_Stated problem 1_:
Name every person whose words the lawsuit article quotes directly.
_Stated problem 2_:
Rewrite the lawsuit article from "Eric Dreiband, assistant" up to and including "First Amendment rights.", changing "ordinance" to "city law".

_Text extract_:
Eric Dreiband, assistant attorney general for the DOJ Civil Rights Division, said in a statement last week that the ordinance violates Nelson’s First Amendment rights.

“The First Amendment forbids the government from forcing someone to speak in a manner that violates individual conscience,” stated Dreiband.

“The U.S. Department of Justice will continue to protect the right of all persons to exercise their constitutional right to speech and expression.”

Last November, Nelson filed a lawsuit, being represented by the Alliance Defending Freedom, a conservative law firm that specializes in religious liberty cases.

The suit was a “pre-enforcement challenge,” as Nelson has not yet been charged with violating the ordinance or punished by the government for refusing to photograph a same-sex wedding.

“Artists shouldn’t be censored, fined, or forced out of business simply for disagreeing with the government’s preferred views,” said ADF Senior Counsel Kate Anderson in a statement last year.

“On countless other topics, photographers and other artists can freely choose the stories they tell. Chelsey simply asks for the same freedom.”

Chris Hartman of the Fairness Campaign, a Kentucky-based LGBT advocacy group, told WDRB in an interview last November that he considered the lawsuit “a fishing expedition” and “tantamount to a frivolous lawsuit.”

“They are throwing spaghetti at the wall, the Alliance Defending Freedom, to do whatever they can to try to attack LGBTQ rights anywhere they can in the nation,” said Hartman at the time.

Last August, a three-judge panel of the U.S. Court of Appeals for the Eighth Circuit sided with a Christian couple in Minnesota who did not want to film gay weddings due to religious objections.

The panel concluded that the Minnesota Human Rights Act violated the First Amendment rights of Carl and Angel Larsen of Telescope Media Group.

Circuit Judge David Stras, author of the court opinion, wrote that “antidiscrimination laws, as critically important as they are, must yield to the Constitution.”

“Indeed, if Minnesota were correct, there is no reason it would have to stop with the Larsens. In theory, it could use the MHRA to require a Muslim tattoo artist to inscribe ‘My religion is the only true religion’ on the body of a Christian if he or she would do the same for a fellow Muslim, or it could demand that an atheist musician perform at an evangelical church service,” wrote Judge Stras last year.

_Material provided_:
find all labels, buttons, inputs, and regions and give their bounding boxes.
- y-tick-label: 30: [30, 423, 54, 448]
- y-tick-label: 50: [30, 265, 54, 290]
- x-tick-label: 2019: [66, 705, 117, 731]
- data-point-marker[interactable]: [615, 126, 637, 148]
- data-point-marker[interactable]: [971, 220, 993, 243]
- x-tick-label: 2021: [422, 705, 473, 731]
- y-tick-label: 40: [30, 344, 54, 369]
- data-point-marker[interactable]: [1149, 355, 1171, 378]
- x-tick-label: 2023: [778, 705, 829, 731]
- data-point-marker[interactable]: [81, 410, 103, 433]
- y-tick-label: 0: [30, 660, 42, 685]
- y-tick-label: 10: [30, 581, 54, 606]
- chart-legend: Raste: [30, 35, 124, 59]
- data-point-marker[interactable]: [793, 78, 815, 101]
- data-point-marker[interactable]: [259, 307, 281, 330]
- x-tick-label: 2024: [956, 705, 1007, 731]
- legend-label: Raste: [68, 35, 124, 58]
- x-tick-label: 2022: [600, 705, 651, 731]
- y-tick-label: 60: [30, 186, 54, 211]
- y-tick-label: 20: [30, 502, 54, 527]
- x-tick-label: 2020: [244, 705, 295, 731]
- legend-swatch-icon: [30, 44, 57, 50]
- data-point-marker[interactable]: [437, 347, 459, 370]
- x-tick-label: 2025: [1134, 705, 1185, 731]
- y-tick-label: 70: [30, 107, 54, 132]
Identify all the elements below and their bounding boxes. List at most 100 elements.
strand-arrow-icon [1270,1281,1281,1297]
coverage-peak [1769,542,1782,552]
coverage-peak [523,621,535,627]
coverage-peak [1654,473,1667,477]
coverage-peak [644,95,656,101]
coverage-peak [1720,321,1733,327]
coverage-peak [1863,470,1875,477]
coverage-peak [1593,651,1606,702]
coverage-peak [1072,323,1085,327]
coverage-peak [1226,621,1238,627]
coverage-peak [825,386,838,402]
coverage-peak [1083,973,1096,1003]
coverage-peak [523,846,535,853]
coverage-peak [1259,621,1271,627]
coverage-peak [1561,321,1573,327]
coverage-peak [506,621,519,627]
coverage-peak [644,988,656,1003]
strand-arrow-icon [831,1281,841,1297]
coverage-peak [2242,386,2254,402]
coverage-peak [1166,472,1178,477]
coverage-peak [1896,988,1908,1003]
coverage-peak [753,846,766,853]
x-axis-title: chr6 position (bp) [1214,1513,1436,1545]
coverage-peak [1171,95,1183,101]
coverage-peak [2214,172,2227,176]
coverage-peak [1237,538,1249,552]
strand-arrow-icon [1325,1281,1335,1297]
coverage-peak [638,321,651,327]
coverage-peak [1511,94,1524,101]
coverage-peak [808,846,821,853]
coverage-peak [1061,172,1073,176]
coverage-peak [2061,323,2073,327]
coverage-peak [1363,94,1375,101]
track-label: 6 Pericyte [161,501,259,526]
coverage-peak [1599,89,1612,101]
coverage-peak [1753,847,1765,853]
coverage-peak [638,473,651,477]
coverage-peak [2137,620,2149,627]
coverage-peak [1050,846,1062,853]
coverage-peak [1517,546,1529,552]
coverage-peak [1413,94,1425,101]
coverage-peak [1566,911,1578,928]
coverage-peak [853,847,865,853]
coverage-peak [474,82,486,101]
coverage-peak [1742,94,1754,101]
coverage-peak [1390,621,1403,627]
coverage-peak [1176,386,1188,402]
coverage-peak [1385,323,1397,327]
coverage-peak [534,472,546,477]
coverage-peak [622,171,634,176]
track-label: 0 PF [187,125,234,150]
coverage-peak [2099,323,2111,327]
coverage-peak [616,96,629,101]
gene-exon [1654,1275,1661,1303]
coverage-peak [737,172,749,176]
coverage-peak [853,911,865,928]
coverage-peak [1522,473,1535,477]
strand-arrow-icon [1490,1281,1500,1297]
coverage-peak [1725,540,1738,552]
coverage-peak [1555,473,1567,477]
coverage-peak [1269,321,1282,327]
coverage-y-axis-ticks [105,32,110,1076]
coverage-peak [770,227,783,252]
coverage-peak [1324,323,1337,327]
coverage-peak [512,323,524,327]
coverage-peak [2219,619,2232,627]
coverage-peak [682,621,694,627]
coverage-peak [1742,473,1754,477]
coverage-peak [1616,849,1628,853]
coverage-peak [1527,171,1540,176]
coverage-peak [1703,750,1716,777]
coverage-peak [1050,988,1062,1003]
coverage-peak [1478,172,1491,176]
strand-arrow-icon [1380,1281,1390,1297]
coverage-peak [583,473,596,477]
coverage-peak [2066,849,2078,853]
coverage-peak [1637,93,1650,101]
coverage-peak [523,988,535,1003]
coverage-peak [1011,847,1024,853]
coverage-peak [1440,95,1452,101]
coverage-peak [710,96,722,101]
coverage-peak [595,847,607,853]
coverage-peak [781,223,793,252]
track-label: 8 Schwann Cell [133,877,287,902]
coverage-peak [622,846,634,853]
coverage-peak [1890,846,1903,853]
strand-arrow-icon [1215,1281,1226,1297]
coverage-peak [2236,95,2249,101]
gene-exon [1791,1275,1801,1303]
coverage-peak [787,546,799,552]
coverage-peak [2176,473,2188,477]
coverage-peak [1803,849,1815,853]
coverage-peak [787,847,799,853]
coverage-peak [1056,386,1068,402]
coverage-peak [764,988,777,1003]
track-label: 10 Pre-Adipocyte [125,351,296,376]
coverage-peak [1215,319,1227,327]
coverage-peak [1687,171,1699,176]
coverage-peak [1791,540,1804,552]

_Reply 1_:
Eric Dreiband, Kate Anderson, Chris Hartman, David Stras

_Reply 2_:
Eric Dreiband, assistant attorney general for the DOJ Civil Rights Division, said in a statement last week that the city law violates Nelson’s First Amendment rights.